Dataset items:
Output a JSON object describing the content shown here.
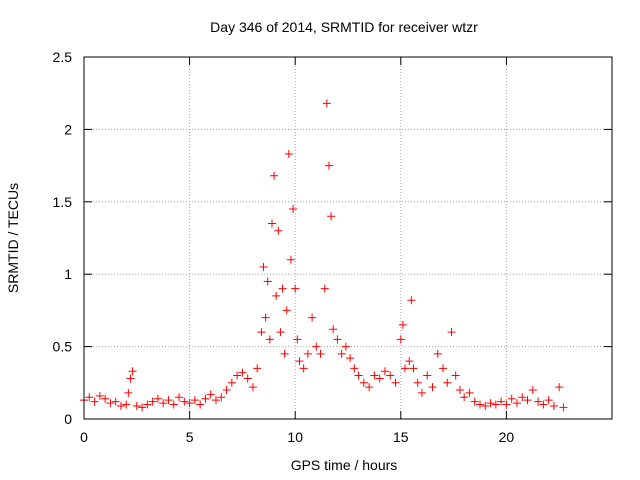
{
  "chart_data": {
    "type": "scatter",
    "title": "Day 346 of 2014, SRMTID for receiver wtzr",
    "xlabel": "GPS time / hours",
    "ylabel": "SRMTID / TECUs",
    "xlim": [
      0,
      25
    ],
    "ylim": [
      0,
      2.5
    ],
    "xticks": [
      0,
      5,
      10,
      15,
      20
    ],
    "xtick_labels": [
      "0",
      "5",
      "10",
      "15",
      "20"
    ],
    "yticks": [
      0,
      0.5,
      1,
      1.5,
      2,
      2.5
    ],
    "ytick_labels": [
      "0",
      "0.5",
      "1",
      "1.5",
      "2",
      "2.5"
    ],
    "grid": true,
    "marker": "+",
    "series": [
      {
        "name": "SRMTID",
        "color": "#ff0000",
        "x": [
          0.0,
          0.25,
          0.5,
          0.75,
          1.0,
          1.25,
          1.5,
          1.75,
          2.0,
          2.1,
          2.2,
          2.3,
          2.5,
          2.75,
          3.0,
          3.25,
          3.5,
          3.75,
          4.0,
          4.25,
          4.5,
          4.75,
          5.0,
          5.25,
          5.5,
          5.75,
          6.0,
          6.25,
          6.5,
          6.75,
          7.0,
          7.25,
          7.5,
          7.75,
          8.0,
          8.2,
          8.4,
          8.5,
          8.6,
          8.7,
          8.8,
          8.9,
          9.0,
          9.1,
          9.2,
          9.3,
          9.4,
          9.5,
          9.6,
          9.7,
          9.8,
          9.9,
          10.0,
          10.1,
          10.2,
          10.4,
          10.6,
          10.8,
          11.0,
          11.2,
          11.4,
          11.5,
          11.6,
          11.7,
          11.8,
          12.0,
          12.2,
          12.4,
          12.6,
          12.8,
          13.0,
          13.25,
          13.5,
          13.75,
          14.0,
          14.25,
          14.5,
          14.75,
          15.0,
          15.1,
          15.2,
          15.4,
          15.5,
          15.6,
          15.8,
          16.0,
          16.25,
          16.5,
          16.75,
          17.0,
          17.2,
          17.4,
          17.6,
          17.8,
          18.0,
          18.25,
          18.5,
          18.75,
          19.0,
          19.25,
          19.5,
          19.75,
          20.0,
          20.25,
          20.5,
          20.75,
          21.0,
          21.25,
          21.5,
          21.75,
          22.0,
          22.25,
          22.5,
          22.7
        ],
        "y": [
          0.13,
          0.15,
          0.12,
          0.16,
          0.14,
          0.11,
          0.12,
          0.09,
          0.1,
          0.18,
          0.28,
          0.33,
          0.09,
          0.08,
          0.1,
          0.12,
          0.14,
          0.11,
          0.13,
          0.1,
          0.15,
          0.12,
          0.11,
          0.13,
          0.1,
          0.14,
          0.17,
          0.13,
          0.15,
          0.2,
          0.25,
          0.3,
          0.32,
          0.28,
          0.22,
          0.35,
          0.6,
          1.05,
          0.7,
          0.95,
          0.55,
          1.35,
          1.68,
          0.85,
          1.3,
          0.6,
          0.9,
          0.45,
          0.75,
          1.83,
          1.1,
          1.45,
          0.9,
          0.55,
          0.4,
          0.35,
          0.45,
          0.7,
          0.5,
          0.45,
          0.9,
          2.18,
          1.75,
          1.4,
          0.62,
          0.55,
          0.45,
          0.5,
          0.42,
          0.35,
          0.3,
          0.25,
          0.22,
          0.3,
          0.28,
          0.33,
          0.3,
          0.25,
          0.55,
          0.65,
          0.35,
          0.4,
          0.82,
          0.35,
          0.25,
          0.18,
          0.3,
          0.22,
          0.45,
          0.35,
          0.25,
          0.6,
          0.3,
          0.2,
          0.15,
          0.18,
          0.12,
          0.1,
          0.09,
          0.11,
          0.1,
          0.12,
          0.1,
          0.14,
          0.11,
          0.15,
          0.13,
          0.2,
          0.12,
          0.1,
          0.13,
          0.09,
          0.22,
          0.08
        ]
      }
    ]
  }
}
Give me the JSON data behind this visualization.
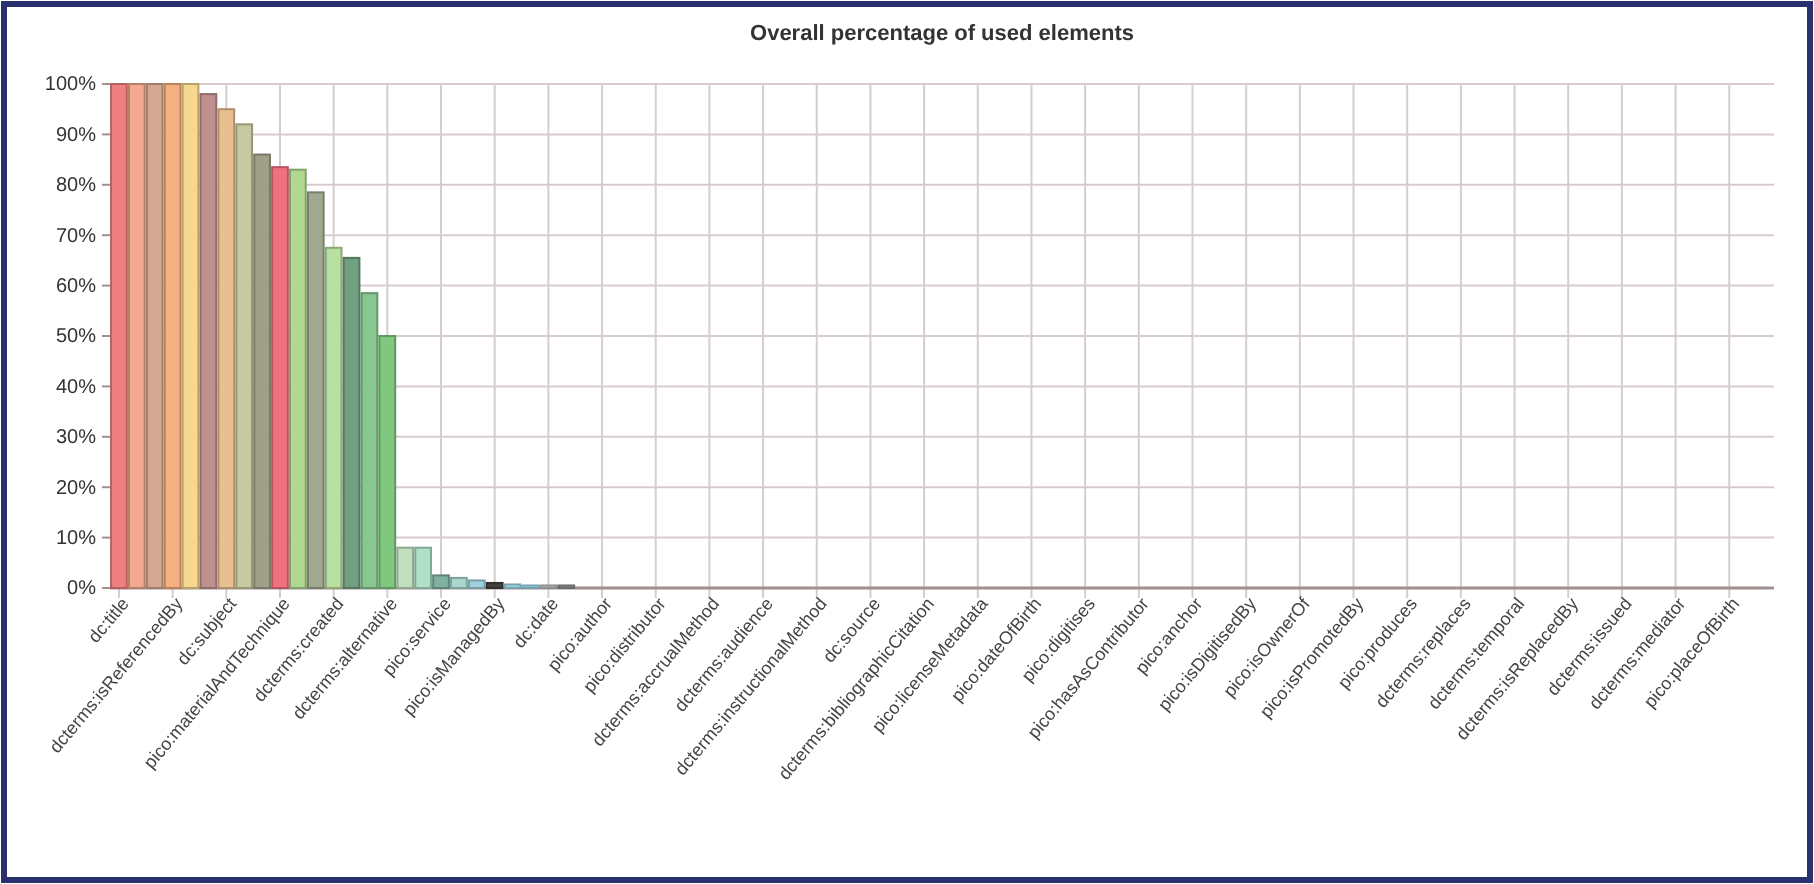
{
  "chart_data": {
    "type": "bar",
    "title": "Overall percentage of used elements",
    "categories": [
      "dc:title",
      null,
      null,
      "dcterms:isReferencedBy",
      null,
      null,
      "dc:subject",
      null,
      null,
      "pico:materialAndTechnique",
      null,
      null,
      "dcterms:created",
      null,
      null,
      "dcterms:alternative",
      null,
      null,
      "pico:service",
      null,
      null,
      "pico:isManagedBy",
      null,
      null,
      "dc:date",
      null,
      null,
      "pico:author",
      null,
      null,
      "pico:distributor",
      null,
      null,
      "dcterms:accrualMethod",
      null,
      null,
      "dcterms:audience",
      null,
      null,
      "dcterms:instructionalMethod",
      null,
      null,
      "dc:source",
      null,
      null,
      "dcterms:bibliographicCitation",
      null,
      null,
      "pico:licenseMetadata",
      null,
      null,
      "pico:dateOfBirth",
      null,
      null,
      "pico:digitises",
      null,
      null,
      "pico:hasAsContributor",
      null,
      null,
      "pico:anchor",
      null,
      null,
      "pico:isDigitisedBy",
      null,
      null,
      "pico:isOwnerOf",
      null,
      null,
      "pico:isPromotedBy",
      null,
      null,
      "pico:produces",
      null,
      null,
      "dcterms:replaces",
      null,
      null,
      "dcterms:temporal",
      null,
      null,
      "dcterms:isReplacedBy",
      null,
      null,
      "dcterms:issued",
      null,
      null,
      "dcterms:mediator",
      null,
      null,
      "pico:placeOfBirth",
      null,
      null
    ],
    "values": [
      100,
      100,
      100,
      100,
      100,
      98,
      95,
      92,
      86,
      83.5,
      83,
      78.5,
      67.5,
      65.5,
      58.5,
      50,
      8,
      8,
      2.5,
      2,
      1.5,
      1,
      0.7,
      0.5,
      0.5,
      0.5,
      0,
      0,
      0,
      0,
      0,
      0,
      0,
      0,
      0,
      0,
      0,
      0,
      0,
      0,
      0,
      0,
      0,
      0,
      0,
      0,
      0,
      0,
      0,
      0,
      0,
      0,
      0,
      0,
      0,
      0,
      0,
      0,
      0,
      0,
      0,
      0,
      0,
      0,
      0,
      0,
      0,
      0,
      0,
      0,
      0,
      0,
      0,
      0,
      0,
      0,
      0,
      0,
      0,
      0,
      0,
      0,
      0,
      0,
      0,
      0,
      0,
      0,
      0,
      0,
      0,
      0,
      0
    ],
    "colors": [
      "#f08080",
      "#f4a890",
      "#d4a890",
      "#f4b080",
      "#f8d890",
      "#c09090",
      "#e8c090",
      "#c8c8a0",
      "#a0a088",
      "#f07080",
      "#b0d890",
      "#a0a890",
      "#b8e0a0",
      "#70a080",
      "#88c890",
      "#80c880",
      "#c0e0c0",
      "#b0e0c8",
      "#80b0a0",
      "#a8d8d0",
      "#a0d0e0",
      "#404040",
      "#a0d8e8",
      "#a0d8e8",
      "#c0c0c0",
      "#909090",
      "#cccccc",
      "#cccccc",
      "#cccccc",
      "#cccccc",
      "#cccccc",
      "#cccccc",
      "#cccccc",
      "#cccccc",
      "#cccccc",
      "#cccccc",
      "#cccccc",
      "#cccccc",
      "#cccccc",
      "#cccccc",
      "#cccccc",
      "#cccccc",
      "#cccccc",
      "#cccccc",
      "#cccccc",
      "#cccccc",
      "#cccccc",
      "#cccccc",
      "#cccccc",
      "#cccccc",
      "#cccccc",
      "#cccccc",
      "#cccccc",
      "#cccccc",
      "#cccccc",
      "#cccccc",
      "#cccccc",
      "#cccccc",
      "#cccccc",
      "#cccccc",
      "#cccccc",
      "#cccccc",
      "#cccccc",
      "#cccccc",
      "#cccccc",
      "#cccccc",
      "#cccccc",
      "#cccccc",
      "#cccccc",
      "#cccccc",
      "#cccccc",
      "#cccccc",
      "#cccccc",
      "#cccccc",
      "#cccccc",
      "#cccccc",
      "#cccccc",
      "#cccccc",
      "#cccccc",
      "#cccccc",
      "#cccccc",
      "#cccccc",
      "#cccccc",
      "#cccccc",
      "#cccccc",
      "#cccccc",
      "#cccccc",
      "#cccccc",
      "#cccccc",
      "#cccccc",
      "#cccccc",
      "#cccccc",
      "#cccccc"
    ],
    "ylim": [
      0,
      100
    ],
    "yticks": [
      {
        "value": 0,
        "label": "0%"
      },
      {
        "value": 10,
        "label": "10%"
      },
      {
        "value": 20,
        "label": "20%"
      },
      {
        "value": 30,
        "label": "30%"
      },
      {
        "value": 40,
        "label": "40%"
      },
      {
        "value": 50,
        "label": "50%"
      },
      {
        "value": 60,
        "label": "60%"
      },
      {
        "value": 70,
        "label": "70%"
      },
      {
        "value": 80,
        "label": "80%"
      },
      {
        "value": 90,
        "label": "90%"
      },
      {
        "value": 100,
        "label": "100%"
      }
    ],
    "grid": true
  }
}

What to produce: Using the listing above, pull out all lines that hold the word "title".

The solution:
    "title": "Day 346 of 2014, SRMTID for receiver wtzr",
    "title": "Overall percentage of used elements",
      "dc:title",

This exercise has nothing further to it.